--- BEGIN ---
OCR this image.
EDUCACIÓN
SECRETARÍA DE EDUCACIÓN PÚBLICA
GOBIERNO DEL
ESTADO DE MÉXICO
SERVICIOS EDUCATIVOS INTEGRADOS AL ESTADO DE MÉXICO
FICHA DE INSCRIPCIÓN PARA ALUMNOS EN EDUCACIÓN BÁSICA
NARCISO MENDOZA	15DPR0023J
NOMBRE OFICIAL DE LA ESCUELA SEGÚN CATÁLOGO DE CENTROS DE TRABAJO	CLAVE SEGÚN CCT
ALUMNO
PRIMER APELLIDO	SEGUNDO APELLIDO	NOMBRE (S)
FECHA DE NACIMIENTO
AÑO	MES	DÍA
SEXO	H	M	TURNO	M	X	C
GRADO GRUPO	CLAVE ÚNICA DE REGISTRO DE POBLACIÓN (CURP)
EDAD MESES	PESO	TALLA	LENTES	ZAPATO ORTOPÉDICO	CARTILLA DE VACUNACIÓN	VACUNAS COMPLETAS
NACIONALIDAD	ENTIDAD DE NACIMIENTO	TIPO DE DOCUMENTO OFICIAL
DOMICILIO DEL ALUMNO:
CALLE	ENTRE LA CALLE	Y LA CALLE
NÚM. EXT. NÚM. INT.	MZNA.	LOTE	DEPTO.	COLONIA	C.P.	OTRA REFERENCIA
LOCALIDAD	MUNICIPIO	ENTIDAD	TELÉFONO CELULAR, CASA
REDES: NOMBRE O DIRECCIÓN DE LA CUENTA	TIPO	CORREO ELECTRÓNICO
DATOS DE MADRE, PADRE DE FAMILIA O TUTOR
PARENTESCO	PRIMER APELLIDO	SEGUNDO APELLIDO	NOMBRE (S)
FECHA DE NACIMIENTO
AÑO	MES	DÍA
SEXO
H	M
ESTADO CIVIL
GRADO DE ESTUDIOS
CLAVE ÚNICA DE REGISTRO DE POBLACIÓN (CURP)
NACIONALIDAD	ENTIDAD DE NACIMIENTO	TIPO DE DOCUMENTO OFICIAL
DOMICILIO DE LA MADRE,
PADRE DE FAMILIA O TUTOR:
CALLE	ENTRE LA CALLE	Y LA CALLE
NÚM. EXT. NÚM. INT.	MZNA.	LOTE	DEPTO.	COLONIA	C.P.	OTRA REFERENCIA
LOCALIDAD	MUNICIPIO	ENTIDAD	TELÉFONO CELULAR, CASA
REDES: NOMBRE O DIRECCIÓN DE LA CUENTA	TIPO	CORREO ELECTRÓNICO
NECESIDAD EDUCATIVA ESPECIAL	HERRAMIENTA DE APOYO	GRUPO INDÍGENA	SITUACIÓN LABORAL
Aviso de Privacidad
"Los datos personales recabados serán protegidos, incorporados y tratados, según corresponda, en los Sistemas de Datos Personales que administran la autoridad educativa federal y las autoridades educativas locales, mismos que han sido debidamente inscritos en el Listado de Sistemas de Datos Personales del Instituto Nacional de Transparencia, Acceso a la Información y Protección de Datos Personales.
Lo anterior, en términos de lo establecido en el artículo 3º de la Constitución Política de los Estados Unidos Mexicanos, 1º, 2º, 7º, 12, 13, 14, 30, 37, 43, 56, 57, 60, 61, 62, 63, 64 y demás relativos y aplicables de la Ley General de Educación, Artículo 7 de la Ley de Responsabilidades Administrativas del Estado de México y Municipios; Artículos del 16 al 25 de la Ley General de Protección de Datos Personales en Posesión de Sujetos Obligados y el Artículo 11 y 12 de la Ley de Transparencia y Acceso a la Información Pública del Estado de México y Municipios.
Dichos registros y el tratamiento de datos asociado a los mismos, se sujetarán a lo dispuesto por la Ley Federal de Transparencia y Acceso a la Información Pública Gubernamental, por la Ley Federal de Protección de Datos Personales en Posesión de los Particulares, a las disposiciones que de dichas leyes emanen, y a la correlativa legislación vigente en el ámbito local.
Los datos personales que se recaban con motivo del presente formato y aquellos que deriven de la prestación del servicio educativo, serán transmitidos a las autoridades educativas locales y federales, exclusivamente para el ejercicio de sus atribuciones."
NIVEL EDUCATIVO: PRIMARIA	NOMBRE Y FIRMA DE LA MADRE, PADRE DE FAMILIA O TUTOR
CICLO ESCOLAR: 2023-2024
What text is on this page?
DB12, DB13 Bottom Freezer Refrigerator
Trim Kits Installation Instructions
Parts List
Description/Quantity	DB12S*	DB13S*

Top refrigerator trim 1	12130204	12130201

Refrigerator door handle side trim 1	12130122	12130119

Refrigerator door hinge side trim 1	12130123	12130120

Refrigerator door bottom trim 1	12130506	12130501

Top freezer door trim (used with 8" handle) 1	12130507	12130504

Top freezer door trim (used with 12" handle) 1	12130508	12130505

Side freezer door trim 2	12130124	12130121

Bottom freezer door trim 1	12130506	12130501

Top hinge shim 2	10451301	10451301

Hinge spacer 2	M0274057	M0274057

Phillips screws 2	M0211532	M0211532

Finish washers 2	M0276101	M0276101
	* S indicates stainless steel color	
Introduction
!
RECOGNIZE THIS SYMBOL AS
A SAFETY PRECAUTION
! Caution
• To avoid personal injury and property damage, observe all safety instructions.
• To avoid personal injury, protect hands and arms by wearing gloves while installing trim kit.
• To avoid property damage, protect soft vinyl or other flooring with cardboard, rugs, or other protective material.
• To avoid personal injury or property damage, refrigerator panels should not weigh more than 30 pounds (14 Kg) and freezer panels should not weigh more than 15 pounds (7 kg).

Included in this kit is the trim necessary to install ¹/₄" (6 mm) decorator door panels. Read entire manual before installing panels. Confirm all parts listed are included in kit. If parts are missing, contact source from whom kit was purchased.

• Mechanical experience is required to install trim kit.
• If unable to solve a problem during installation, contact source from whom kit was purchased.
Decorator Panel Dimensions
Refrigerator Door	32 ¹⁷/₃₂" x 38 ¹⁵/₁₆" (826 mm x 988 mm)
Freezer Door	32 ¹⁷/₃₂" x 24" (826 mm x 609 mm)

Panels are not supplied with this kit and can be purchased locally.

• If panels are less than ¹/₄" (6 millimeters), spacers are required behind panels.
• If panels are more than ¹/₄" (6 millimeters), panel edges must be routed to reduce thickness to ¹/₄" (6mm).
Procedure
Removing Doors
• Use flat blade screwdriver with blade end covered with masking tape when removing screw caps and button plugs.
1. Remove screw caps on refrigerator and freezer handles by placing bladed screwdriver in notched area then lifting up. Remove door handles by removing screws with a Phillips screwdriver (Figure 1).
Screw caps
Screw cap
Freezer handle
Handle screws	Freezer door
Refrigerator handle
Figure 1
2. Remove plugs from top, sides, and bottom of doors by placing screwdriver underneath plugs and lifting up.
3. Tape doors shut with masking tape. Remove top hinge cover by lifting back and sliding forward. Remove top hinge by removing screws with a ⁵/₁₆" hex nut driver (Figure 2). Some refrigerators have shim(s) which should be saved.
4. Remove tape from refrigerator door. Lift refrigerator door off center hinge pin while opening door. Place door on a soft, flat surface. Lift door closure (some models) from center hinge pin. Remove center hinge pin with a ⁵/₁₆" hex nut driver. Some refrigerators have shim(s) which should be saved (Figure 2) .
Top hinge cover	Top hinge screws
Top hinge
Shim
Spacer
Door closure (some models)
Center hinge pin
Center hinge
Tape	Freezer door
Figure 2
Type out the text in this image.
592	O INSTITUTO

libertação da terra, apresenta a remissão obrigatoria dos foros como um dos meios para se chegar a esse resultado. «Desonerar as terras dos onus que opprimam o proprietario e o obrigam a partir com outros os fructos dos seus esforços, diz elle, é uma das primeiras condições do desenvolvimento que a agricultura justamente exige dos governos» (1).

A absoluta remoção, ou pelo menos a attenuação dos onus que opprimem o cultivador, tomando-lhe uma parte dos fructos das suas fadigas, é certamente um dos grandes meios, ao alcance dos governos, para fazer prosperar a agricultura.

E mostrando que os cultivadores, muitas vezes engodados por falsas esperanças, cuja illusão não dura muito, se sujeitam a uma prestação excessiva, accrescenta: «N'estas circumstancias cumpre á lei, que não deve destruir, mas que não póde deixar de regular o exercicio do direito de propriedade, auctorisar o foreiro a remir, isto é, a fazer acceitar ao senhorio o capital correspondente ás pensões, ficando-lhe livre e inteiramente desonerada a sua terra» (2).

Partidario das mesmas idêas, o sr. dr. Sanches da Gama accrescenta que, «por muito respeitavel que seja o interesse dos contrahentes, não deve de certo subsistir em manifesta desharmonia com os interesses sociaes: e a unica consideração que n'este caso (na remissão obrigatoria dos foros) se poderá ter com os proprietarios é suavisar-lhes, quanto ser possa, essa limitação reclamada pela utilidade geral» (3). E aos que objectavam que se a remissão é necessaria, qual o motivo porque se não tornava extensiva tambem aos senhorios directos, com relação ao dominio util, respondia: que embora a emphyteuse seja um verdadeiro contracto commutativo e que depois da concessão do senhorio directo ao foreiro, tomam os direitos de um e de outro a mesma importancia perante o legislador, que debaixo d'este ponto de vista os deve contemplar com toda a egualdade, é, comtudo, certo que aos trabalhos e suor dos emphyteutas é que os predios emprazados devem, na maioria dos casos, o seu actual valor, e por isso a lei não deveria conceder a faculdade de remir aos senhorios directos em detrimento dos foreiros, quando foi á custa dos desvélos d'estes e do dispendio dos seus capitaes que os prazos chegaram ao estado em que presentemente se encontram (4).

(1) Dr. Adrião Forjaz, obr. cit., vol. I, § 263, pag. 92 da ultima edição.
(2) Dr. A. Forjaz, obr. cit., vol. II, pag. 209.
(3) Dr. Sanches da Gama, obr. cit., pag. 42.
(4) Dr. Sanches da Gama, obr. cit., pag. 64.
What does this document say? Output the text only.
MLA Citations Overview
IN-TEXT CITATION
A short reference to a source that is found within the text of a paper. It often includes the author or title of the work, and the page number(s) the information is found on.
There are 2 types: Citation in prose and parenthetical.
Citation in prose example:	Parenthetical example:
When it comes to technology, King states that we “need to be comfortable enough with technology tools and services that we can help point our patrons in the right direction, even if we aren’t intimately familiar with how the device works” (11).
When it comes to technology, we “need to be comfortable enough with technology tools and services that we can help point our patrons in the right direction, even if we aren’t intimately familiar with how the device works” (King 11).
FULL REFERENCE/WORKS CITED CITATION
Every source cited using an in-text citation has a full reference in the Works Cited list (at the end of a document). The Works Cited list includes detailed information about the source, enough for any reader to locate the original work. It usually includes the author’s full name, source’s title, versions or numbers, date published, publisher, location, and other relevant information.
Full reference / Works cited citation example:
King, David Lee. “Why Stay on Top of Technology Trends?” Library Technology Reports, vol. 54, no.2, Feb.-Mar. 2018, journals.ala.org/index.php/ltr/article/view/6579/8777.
--- END ---
▶ **What the task requires**: Lines holding the word "example" in the entries above are the ones to pull out. Copy them all.

▶ **Worked answer**:
Citation in prose example:	Parenthetical example:
Full reference / Works cited citation example:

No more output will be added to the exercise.